## INPUT MATERIAL
* * *

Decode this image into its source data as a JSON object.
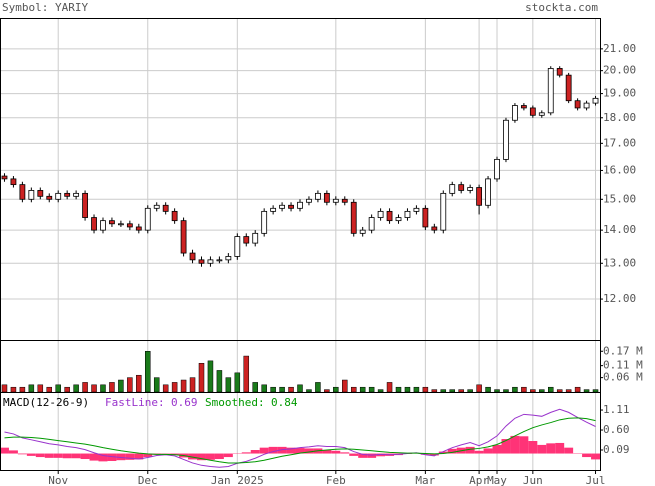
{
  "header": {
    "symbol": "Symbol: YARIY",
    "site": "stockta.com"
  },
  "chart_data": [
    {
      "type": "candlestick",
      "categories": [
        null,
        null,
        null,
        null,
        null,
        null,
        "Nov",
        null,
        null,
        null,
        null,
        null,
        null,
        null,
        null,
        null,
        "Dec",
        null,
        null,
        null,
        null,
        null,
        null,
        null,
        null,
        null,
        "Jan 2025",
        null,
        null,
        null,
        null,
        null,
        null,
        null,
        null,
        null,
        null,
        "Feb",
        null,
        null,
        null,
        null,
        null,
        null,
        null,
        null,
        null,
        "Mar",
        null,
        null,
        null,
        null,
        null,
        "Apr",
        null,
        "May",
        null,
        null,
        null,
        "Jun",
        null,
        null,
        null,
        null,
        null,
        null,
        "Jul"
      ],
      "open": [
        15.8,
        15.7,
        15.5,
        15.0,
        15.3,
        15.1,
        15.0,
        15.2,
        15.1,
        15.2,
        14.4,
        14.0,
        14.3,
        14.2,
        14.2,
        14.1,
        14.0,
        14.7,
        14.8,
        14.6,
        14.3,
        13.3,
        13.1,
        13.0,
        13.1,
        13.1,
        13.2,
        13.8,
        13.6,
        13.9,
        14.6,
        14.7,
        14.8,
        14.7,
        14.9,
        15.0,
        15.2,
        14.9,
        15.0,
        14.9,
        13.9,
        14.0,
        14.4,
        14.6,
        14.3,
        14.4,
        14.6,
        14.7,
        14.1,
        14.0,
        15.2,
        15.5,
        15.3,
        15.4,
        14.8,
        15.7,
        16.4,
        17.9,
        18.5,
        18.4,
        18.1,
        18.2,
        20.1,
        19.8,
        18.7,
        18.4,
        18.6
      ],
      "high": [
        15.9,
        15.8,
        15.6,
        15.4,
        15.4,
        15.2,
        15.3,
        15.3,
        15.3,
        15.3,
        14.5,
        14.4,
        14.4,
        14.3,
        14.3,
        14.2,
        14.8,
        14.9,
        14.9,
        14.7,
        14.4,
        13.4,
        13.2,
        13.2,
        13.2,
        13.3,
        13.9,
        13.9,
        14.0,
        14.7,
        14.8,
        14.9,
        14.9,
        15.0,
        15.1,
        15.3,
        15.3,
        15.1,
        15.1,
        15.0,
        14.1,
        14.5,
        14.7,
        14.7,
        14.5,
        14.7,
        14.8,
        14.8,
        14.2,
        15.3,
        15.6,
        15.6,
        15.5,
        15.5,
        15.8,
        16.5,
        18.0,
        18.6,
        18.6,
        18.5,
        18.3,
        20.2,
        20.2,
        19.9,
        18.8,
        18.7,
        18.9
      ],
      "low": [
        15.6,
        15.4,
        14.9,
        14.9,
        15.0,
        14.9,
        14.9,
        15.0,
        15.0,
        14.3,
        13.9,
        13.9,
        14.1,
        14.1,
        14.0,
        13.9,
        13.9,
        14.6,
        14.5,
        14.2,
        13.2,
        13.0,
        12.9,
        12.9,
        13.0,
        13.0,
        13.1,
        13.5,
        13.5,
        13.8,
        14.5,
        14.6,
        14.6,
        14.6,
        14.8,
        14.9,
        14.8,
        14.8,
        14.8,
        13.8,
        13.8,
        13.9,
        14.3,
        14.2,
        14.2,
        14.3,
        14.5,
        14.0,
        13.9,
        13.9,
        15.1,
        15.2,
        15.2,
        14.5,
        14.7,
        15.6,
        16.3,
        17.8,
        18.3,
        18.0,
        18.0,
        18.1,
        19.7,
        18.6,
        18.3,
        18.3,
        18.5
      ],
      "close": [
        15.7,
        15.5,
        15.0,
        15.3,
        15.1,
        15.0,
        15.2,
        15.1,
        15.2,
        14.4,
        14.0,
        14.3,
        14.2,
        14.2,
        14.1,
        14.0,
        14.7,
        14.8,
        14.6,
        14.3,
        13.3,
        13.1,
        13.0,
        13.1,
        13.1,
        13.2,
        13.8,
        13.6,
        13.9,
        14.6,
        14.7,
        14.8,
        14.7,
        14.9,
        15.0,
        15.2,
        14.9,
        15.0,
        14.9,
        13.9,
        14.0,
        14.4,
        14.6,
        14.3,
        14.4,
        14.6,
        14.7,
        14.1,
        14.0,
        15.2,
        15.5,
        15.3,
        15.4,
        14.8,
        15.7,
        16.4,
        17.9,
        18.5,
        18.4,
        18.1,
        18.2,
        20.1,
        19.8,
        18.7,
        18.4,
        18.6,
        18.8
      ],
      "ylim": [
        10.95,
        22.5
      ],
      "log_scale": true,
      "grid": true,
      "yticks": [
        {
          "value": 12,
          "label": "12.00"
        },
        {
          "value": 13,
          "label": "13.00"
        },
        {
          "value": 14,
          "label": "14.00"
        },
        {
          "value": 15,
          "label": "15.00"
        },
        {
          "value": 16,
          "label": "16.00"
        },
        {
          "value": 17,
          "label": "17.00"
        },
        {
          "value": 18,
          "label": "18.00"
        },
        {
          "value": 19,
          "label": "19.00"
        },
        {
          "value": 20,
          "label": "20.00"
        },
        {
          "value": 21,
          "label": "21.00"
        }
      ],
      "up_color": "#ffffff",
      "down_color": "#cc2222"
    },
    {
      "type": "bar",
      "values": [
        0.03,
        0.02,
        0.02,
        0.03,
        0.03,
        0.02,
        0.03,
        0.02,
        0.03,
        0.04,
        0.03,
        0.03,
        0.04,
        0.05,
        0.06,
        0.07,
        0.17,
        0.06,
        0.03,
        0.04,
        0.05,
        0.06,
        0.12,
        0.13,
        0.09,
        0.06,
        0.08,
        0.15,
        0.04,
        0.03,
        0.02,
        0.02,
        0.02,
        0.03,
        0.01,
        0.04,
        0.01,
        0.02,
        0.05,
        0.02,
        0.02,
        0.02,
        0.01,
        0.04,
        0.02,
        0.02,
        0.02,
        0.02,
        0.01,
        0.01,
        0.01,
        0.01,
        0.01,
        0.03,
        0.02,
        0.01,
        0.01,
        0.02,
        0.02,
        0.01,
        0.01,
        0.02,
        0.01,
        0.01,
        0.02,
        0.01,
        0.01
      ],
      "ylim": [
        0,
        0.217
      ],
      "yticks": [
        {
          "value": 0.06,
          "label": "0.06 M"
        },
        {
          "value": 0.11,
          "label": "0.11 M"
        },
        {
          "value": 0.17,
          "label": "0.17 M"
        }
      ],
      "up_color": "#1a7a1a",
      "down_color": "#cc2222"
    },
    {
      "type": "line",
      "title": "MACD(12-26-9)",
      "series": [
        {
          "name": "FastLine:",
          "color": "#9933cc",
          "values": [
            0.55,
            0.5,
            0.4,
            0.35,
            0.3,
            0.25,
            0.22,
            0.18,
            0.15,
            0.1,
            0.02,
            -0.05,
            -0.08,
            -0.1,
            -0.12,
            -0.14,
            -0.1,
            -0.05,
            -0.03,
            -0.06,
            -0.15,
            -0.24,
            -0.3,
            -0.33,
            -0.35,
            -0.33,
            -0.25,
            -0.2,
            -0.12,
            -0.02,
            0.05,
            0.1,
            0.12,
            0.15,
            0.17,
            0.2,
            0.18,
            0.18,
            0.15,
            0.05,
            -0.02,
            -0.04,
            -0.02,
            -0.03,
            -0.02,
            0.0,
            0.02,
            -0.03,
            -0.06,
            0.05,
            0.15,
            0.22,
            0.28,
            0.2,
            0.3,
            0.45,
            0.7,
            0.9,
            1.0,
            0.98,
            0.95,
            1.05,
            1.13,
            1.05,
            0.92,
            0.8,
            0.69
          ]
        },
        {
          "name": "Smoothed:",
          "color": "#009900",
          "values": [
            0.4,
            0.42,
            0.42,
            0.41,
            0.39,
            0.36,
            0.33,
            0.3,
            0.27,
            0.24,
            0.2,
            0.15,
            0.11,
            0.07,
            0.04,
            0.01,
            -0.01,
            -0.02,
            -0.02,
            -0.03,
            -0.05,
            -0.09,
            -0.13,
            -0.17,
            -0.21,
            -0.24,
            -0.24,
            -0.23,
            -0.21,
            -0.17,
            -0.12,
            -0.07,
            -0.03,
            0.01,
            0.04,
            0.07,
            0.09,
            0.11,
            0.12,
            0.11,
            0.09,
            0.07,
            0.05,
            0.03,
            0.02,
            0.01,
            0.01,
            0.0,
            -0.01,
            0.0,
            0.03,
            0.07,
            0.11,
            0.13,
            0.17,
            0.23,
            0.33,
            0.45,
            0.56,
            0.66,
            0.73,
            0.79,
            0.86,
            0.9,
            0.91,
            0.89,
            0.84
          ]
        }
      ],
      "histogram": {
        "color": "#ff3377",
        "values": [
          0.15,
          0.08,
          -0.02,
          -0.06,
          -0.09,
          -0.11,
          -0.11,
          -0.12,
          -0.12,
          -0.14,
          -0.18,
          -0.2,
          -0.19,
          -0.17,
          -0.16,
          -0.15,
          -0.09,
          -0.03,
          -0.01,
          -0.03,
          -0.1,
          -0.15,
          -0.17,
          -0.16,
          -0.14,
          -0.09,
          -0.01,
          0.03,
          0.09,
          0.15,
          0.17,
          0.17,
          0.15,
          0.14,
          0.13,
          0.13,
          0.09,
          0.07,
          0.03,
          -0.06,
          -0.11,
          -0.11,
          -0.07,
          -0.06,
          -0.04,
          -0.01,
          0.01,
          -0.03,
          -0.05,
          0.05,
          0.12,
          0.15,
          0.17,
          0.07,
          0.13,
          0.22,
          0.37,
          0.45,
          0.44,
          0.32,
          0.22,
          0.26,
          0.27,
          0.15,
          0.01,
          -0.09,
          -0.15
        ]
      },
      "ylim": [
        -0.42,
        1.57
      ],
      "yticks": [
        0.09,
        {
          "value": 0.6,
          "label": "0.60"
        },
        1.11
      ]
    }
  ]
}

* * *

Where a line in the material above holds "type", copy that line.

## SOLUTION BELOW
      "type": "candlestick",
      "type": "bar",
      "type": "line",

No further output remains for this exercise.